**GOAL OF THE EXERCISE**. Write the line that includes "Transcribe this image's" and all subsequent lines, exactly as written, and nothing more.
========================
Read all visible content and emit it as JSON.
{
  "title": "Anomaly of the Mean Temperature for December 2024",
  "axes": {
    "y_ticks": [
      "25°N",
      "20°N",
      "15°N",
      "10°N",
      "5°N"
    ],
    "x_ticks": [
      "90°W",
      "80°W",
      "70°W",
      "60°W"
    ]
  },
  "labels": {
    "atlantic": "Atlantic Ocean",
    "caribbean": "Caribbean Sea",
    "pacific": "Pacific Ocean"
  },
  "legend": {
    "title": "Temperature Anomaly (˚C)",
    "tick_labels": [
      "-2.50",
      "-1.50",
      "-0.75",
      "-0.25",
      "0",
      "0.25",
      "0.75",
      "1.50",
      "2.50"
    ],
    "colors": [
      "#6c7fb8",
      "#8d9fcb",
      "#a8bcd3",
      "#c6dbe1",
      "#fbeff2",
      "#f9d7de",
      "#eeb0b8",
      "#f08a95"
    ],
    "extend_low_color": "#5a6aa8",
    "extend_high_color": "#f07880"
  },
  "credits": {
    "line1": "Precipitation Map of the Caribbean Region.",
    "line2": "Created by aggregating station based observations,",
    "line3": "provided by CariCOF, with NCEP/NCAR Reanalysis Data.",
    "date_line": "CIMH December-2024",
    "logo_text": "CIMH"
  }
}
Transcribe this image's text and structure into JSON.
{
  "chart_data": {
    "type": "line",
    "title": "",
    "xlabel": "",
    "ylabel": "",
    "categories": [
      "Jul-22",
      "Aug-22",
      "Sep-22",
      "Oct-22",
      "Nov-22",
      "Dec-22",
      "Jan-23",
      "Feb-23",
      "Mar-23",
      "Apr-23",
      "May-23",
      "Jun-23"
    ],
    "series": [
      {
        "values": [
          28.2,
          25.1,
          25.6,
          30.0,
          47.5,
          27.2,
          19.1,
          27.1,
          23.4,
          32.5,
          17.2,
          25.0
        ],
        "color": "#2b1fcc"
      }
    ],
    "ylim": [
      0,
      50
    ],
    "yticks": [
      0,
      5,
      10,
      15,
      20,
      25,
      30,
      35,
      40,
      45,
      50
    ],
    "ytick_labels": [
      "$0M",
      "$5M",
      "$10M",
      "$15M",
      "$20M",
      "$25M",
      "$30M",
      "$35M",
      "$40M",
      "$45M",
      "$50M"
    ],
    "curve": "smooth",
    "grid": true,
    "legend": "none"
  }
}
========================
**EXERCISE RESPONSE**.
Transcribe this image's text and structure into JSON.
{
  "chart_data": {
    "type": "line",
    "title": "",
    "xlabel": "",
    "ylabel": "",
    "categories": [
      "Jul-22",
      "Aug-22",
      "Sep-22",
      "Oct-22",
      "Nov-22",
      "Dec-22",
      "Jan-23",
      "Feb-23",
      "Mar-23",
      "Apr-23",
      "May-23",
      "Jun-23"
    ],
    "series": [
      {
        "values": [
          28.2,
          25.1,
          25.6,
          30.0,
          47.5,
          27.2,
          19.1,
          27.1,
          23.4,
          32.5,
          17.2,
          25.0
        ],
        "color": "#2b1fcc"
      }
    ],
    "ylim": [
      0,
      50
    ],
    "yticks": [
      0,
      5,
      10,
      15,
      20,
      25,
      30,
      35,
      40,
      45,
      50
    ],
    "ytick_labels": [
      "$0M",
      "$5M",
      "$10M",
      "$15M",
      "$20M",
      "$25M",
      "$30M",
      "$35M",
      "$40M",
      "$45M",
      "$50M"
    ],
    "curve": "smooth",
    "grid": true,
    "legend": "none"
  }
}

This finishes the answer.